Work to be completed:
Collect each line holding the string "abandon".

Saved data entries
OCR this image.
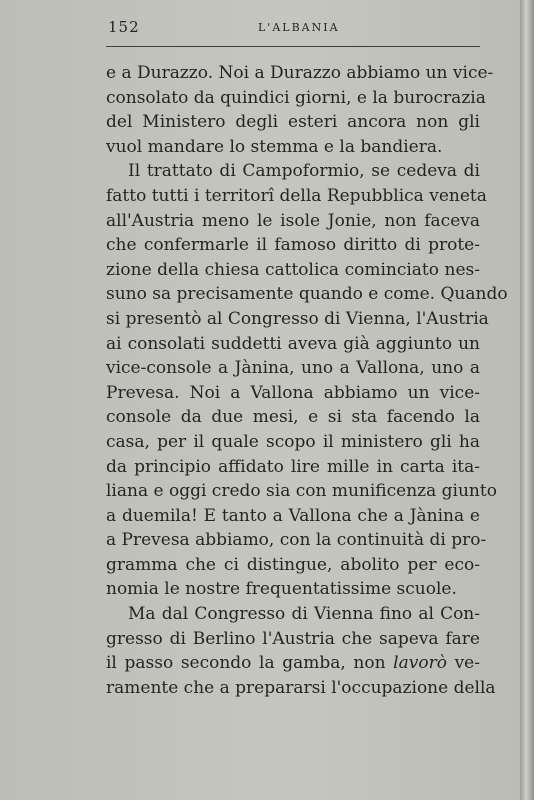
152	L'ALBANIA
e a Durazzo. Noi a Durazzo abbiamo un vice-
consolato da quindici giorni, e la burocrazia
del Ministero degli esteri ancora non gli
vuol mandare lo stemma e la bandiera.
Il trattato di Campoformio, se cedeva di
fatto tutti i territorî della Repubblica veneta
all'Austria meno le isole Jonie, non faceva
che confermarle il famoso diritto di prote-
zione della chiesa cattolica cominciato nes-
suno sa precisamente quando e come. Quando
si presentò al Congresso di Vienna, l'Austria
ai consolati suddetti aveva già aggiunto un
vice-console a Jànina, uno a Vallona, uno a
Prevesa. Noi a Vallona abbiamo un vice-
console da due mesi, e si sta facendo la
casa, per il quale scopo il ministero gli ha
da principio affidato lire mille in carta ita-
liana e oggi credo sia con munificenza giunto
a duemila! E tanto a Vallona che a Jànina e
a Prevesa abbiamo, con la continuità di pro-
gramma che ci distingue, abolito per eco-
nomia le nostre frequentatissime scuole.
Ma dal Congresso di Vienna fino al Con-
gresso di Berlino l'Austria che sapeva fare
il passo secondo la gamba, non lavorò ve-
ramente che a prepararsi l'occupazione della
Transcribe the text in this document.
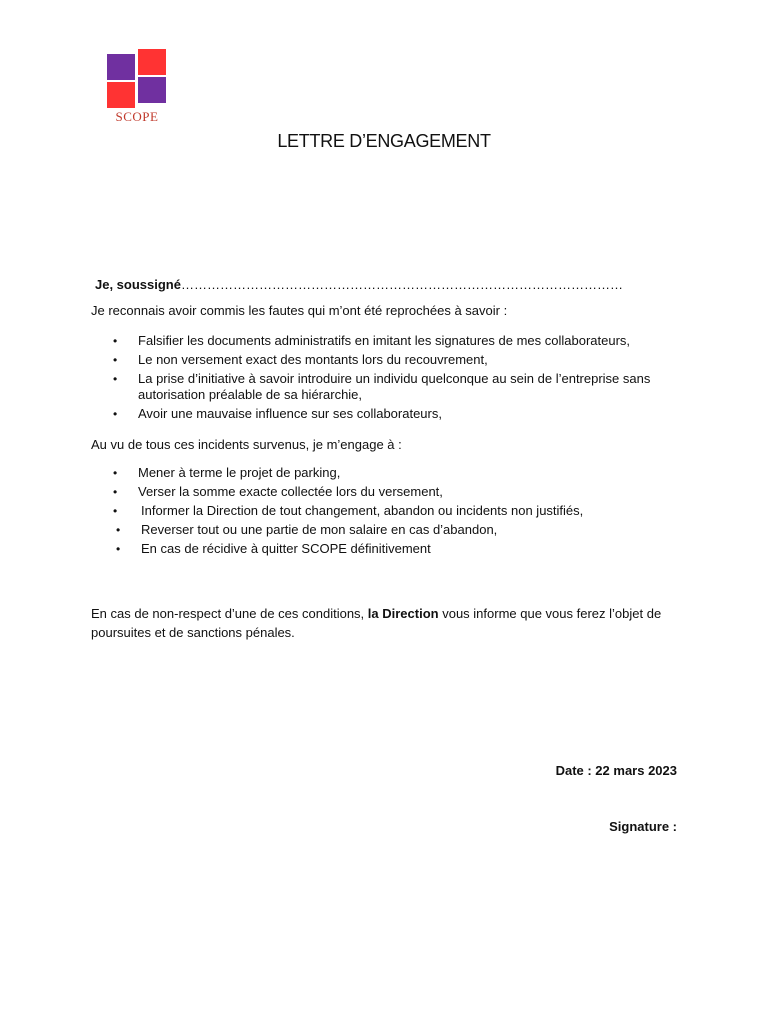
SCOPE
LETTRE D’ENGAGEMENT
Je, soussigné…………………………………………………………………………………………
Je reconnais avoir commis les fautes qui m’ont été reprochées à savoir :
• Falsifier les documents administratifs en imitant les signatures de mes collaborateurs,
• Le non versement exact des montants lors du recouvrement,
• La prise d’initiative à savoir introduire un individu quelconque au sein de l’entreprise sans autorisation préalable de sa hiérarchie,
• Avoir une mauvaise influence sur ses collaborateurs,
Au vu de tous ces incidents survenus, je m’engage à :
• Mener à terme le projet de parking,
• Verser la somme exacte collectée lors du versement,
• Informer la Direction de tout changement, abandon ou incidents non justifiés,
• Reverser tout ou une partie de mon salaire en cas d’abandon,
• En cas de récidive à quitter SCOPE définitivement
En cas de non-respect d’une de ces conditions, la Direction vous informe que vous ferez l’objet de
poursuites et de sanctions pénales.
Date : 22 mars 2023
Signature :
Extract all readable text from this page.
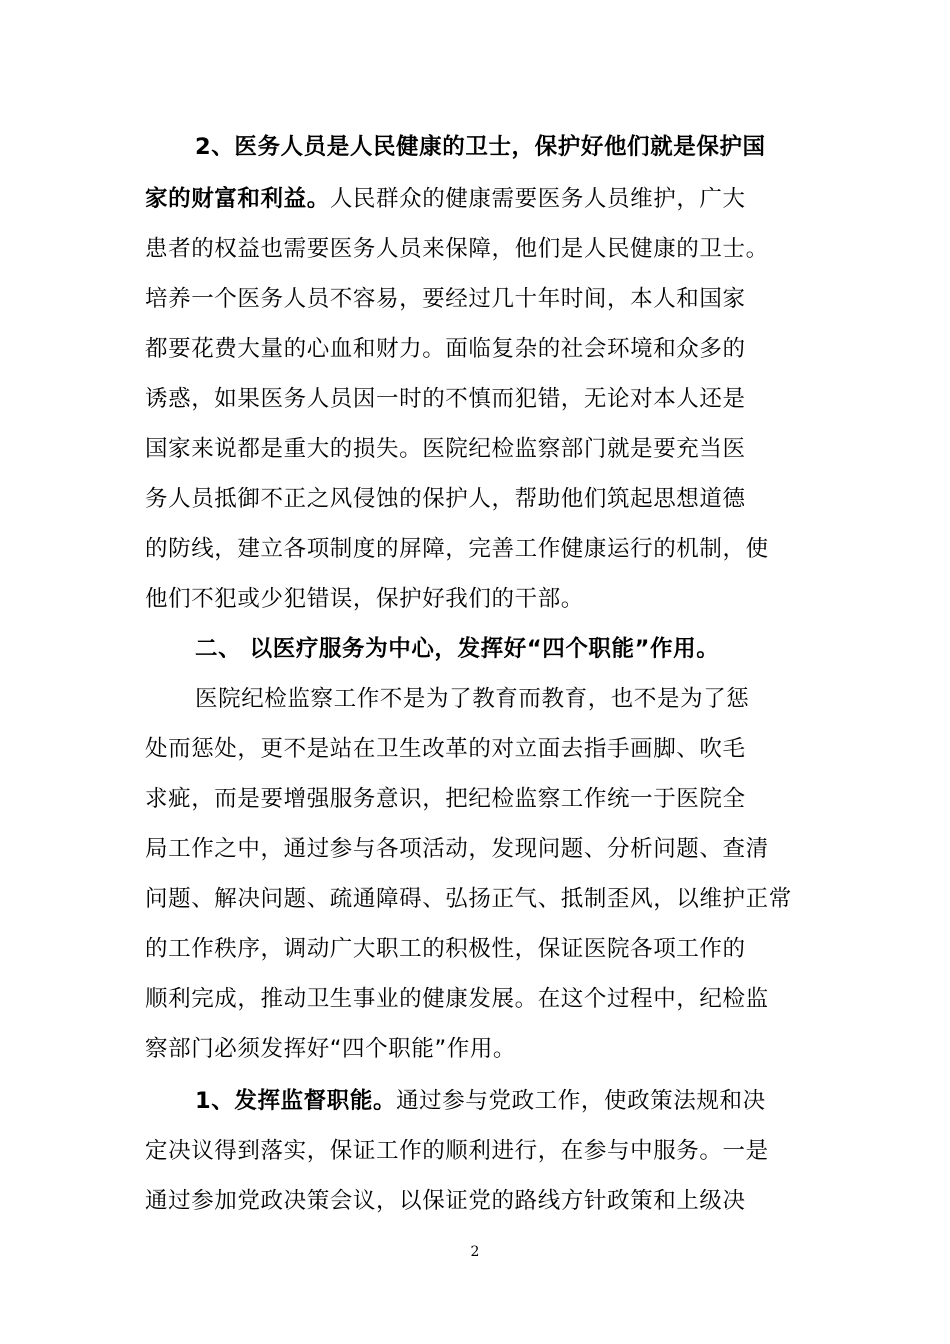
2、医务人员是人民健康的卫士，保护好他们就是保护国
家的财富和利益。人民群众的健康需要医务人员维护，广大
患者的权益也需要医务人员来保障，他们是人民健康的卫士。
培养一个医务人员不容易，要经过几十年时间，本人和国家
都要花费大量的心血和财力。面临复杂的社会环境和众多的
诱惑，如果医务人员因一时的不慎而犯错，无论对本人还是
国家来说都是重大的损失。医院纪检监察部门就是要充当医
务人员抵御不正之风侵蚀的保护人，帮助他们筑起思想道德
的防线，建立各项制度的屏障，完善工作健康运行的机制，使
他们不犯或少犯错误，保护好我们的干部。
二、 以医疗服务为中心，发挥好“四个职能”作用。
医院纪检监察工作不是为了教育而教育，也不是为了惩
处而惩处，更不是站在卫生改革的对立面去指手画脚、吹毛
求疵，而是要增强服务意识，把纪检监察工作统一于医院全
局工作之中，通过参与各项活动，发现问题、分析问题、查清
问题、解决问题、疏通障碍、弘扬正气、抵制歪风，以维护正常
的工作秩序，调动广大职工的积极性，保证医院各项工作的
顺利完成，推动卫生事业的健康发展。在这个过程中，纪检监
察部门必须发挥好“四个职能”作用。
1、发挥监督职能。通过参与党政工作，使政策法规和决
定决议得到落实，保证工作的顺利进行，在参与中服务。一是
通过参加党政决策会议，以保证党的路线方针政策和上级决
2
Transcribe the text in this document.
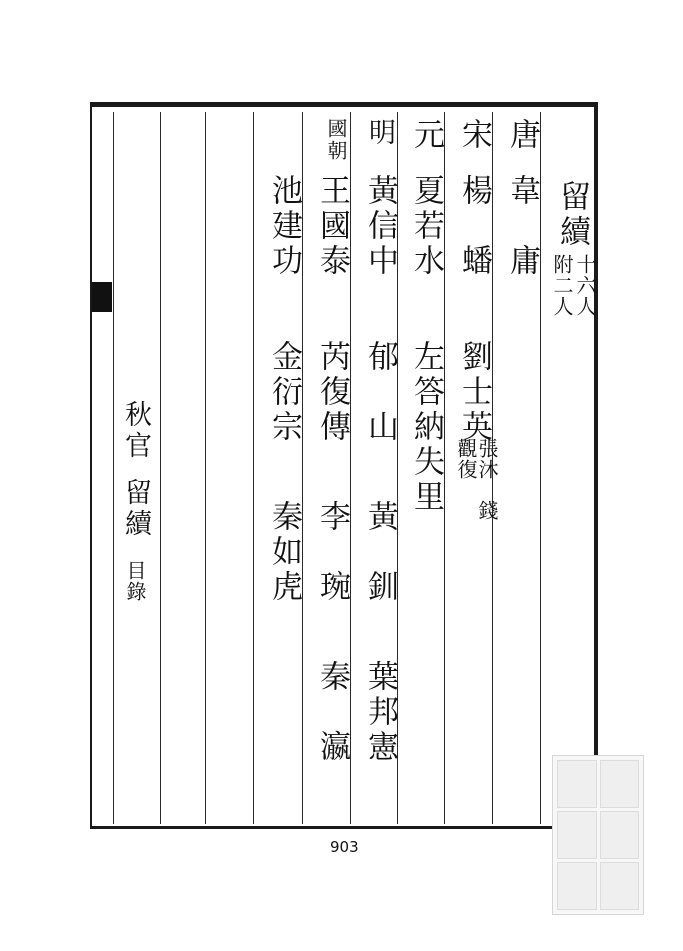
留續
十六人
附二人
唐
韋　庸
宋
楊　蟠
劉士英
張沐
觀復
錢
元
夏若水
左答納失里
明
黃信中
郁　山
黃　釧
葉邦憲
國朝
王國泰
芮復傳
李　琬
秦　瀛
池建功
金衍宗
秦如虎
秋官
留續
目錄
903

Written reply:
• Informer la Direction de tout changement, abandon ou incidents non justifiés,
• Reverser tout ou une partie de mon salaire en cas d’abandon,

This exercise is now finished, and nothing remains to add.